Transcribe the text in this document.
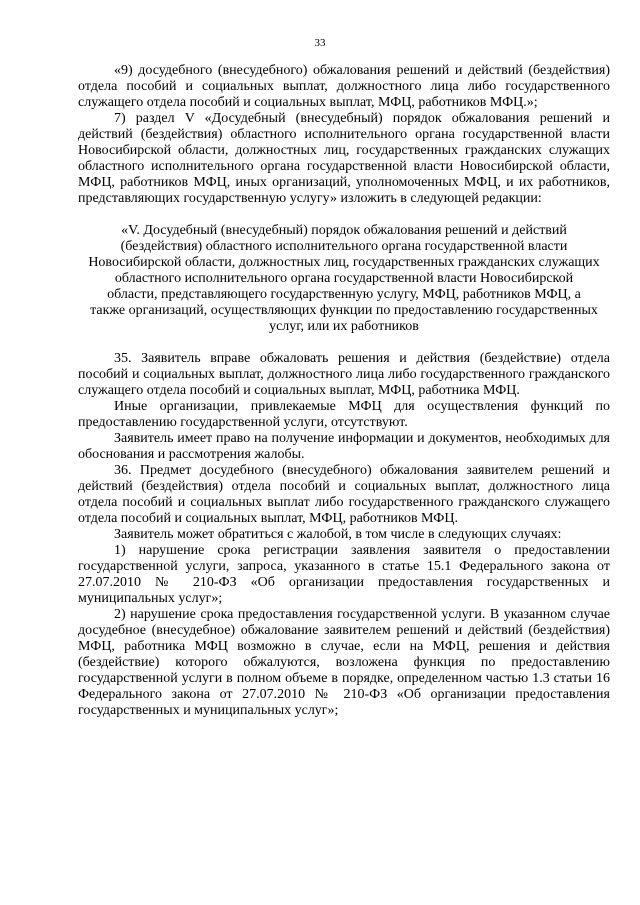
33

«9) досудебного (внесудебного) обжалования решений и действий (бездействия) отдела пособий и социальных выплат, должностного лица либо государственного служащего отдела пособий и социальных выплат, МФЦ, работников МФЦ.»;

7) раздел V «Досудебный (внесудебный) порядок обжалования решений и действий (бездействия) областного исполнительного органа государственной власти Новосибирской области, должностных лиц, государственных гражданских служащих областного исполнительного органа государственной власти Новосибирской области, МФЦ, работников МФЦ, иных организаций, уполномоченных МФЦ, и их работников, представляющих государственную услугу» изложить в следующей редакции:

«V. Досудебный (внесудебный) порядок обжалования решений и действий (бездействия) областного исполнительного органа государственной власти Новосибирской области, должностных лиц, государственных гражданских служащих областного исполнительного органа государственной власти Новосибирской области, представляющего государственную услугу, МФЦ, работников МФЦ, а также организаций, осуществляющих функции по предоставлению государственных услуг, или их работников

35. Заявитель вправе обжаловать решения и действия (бездействие) отдела пособий и социальных выплат, должностного лица либо государственного гражданского служащего отдела пособий и социальных выплат, МФЦ, работника МФЦ.

Иные организации, привлекаемые МФЦ для осуществления функций по предоставлению государственной услуги, отсутствуют.

Заявитель имеет право на получение информации и документов, необходимых для обоснования и рассмотрения жалобы.

36. Предмет досудебного (внесудебного) обжалования заявителем решений и действий (бездействия) отдела пособий и социальных выплат, должностного лица отдела пособий и социальных выплат либо государственного гражданского служащего отдела пособий и социальных выплат, МФЦ, работников МФЦ.

Заявитель может обратиться с жалобой, в том числе в следующих случаях:

1) нарушение срока регистрации заявления заявителя о предоставлении государственной услуги, запроса, указанного в статье 15.1 Федерального закона от 27.07.2010 № 210-ФЗ «Об организации предоставления государственных и муниципальных услуг»;

2) нарушение срока предоставления государственной услуги. В указанном случае досудебное (внесудебное) обжалование заявителем решений и действий (бездействия) МФЦ, работника МФЦ возможно в случае, если на МФЦ, решения и действия (бездействие) которого обжалуются, возложена функция по предоставлению государственной услуги в полном объеме в порядке, определенном частью 1.3 статьи 16 Федерального закона от 27.07.2010 № 210-ФЗ «Об организации предоставления государственных и муниципальных услуг»;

────────────────────

» What the exercise asks
Leave out the pictures and output the rest of the material exactly as written.

» Solution to the problem
Transcribe the text in this document.
33

«9) досудебного (внесудебного) обжалования решений и действий (бездействия) отдела пособий и социальных выплат, должностного лица либо государственного служащего отдела пособий и социальных выплат, МФЦ, работников МФЦ.»;

7) раздел V «Досудебный (внесудебный) порядок обжалования решений и действий (бездействия) областного исполнительного органа государственной власти Новосибирской области, должностных лиц, государственных гражданских служащих областного исполнительного органа государственной власти Новосибирской области, МФЦ, работников МФЦ, иных организаций, уполномоченных МФЦ, и их работников, представляющих государственную услугу» изложить в следующей редакции:

«V. Досудебный (внесудебный) порядок обжалования решений и действий (бездействия) областного исполнительного органа государственной власти Новосибирской области, должностных лиц, государственных гражданских служащих областного исполнительного органа государственной власти Новосибирской области, представляющего государственную услугу, МФЦ, работников МФЦ, а также организаций, осуществляющих функции по предоставлению государственных услуг, или их работников

35. Заявитель вправе обжаловать решения и действия (бездействие) отдела пособий и социальных выплат, должностного лица либо государственного гражданского служащего отдела пособий и социальных выплат, МФЦ, работника МФЦ.

Иные организации, привлекаемые МФЦ для осуществления функций по предоставлению государственной услуги, отсутствуют.

Заявитель имеет право на получение информации и документов, необходимых для обоснования и рассмотрения жалобы.

36. Предмет досудебного (внесудебного) обжалования заявителем решений и действий (бездействия) отдела пособий и социальных выплат, должностного лица отдела пособий и социальных выплат либо государственного гражданского служащего отдела пособий и социальных выплат, МФЦ, работников МФЦ.

Заявитель может обратиться с жалобой, в том числе в следующих случаях:

1) нарушение срока регистрации заявления заявителя о предоставлении государственной услуги, запроса, указанного в статье 15.1 Федерального закона от 27.07.2010 № 210-ФЗ «Об организации предоставления государственных и муниципальных услуг»;

2) нарушение срока предоставления государственной услуги. В указанном случае досудебное (внесудебное) обжалование заявителем решений и действий (бездействия) МФЦ, работника МФЦ возможно в случае, если на МФЦ, решения и действия (бездействие) которого обжалуются, возложена функция по предоставлению государственной услуги в полном объеме в порядке, определенном частью 1.3 статьи 16 Федерального закона от 27.07.2010 № 210-ФЗ «Об организации предоставления государственных и муниципальных услуг»;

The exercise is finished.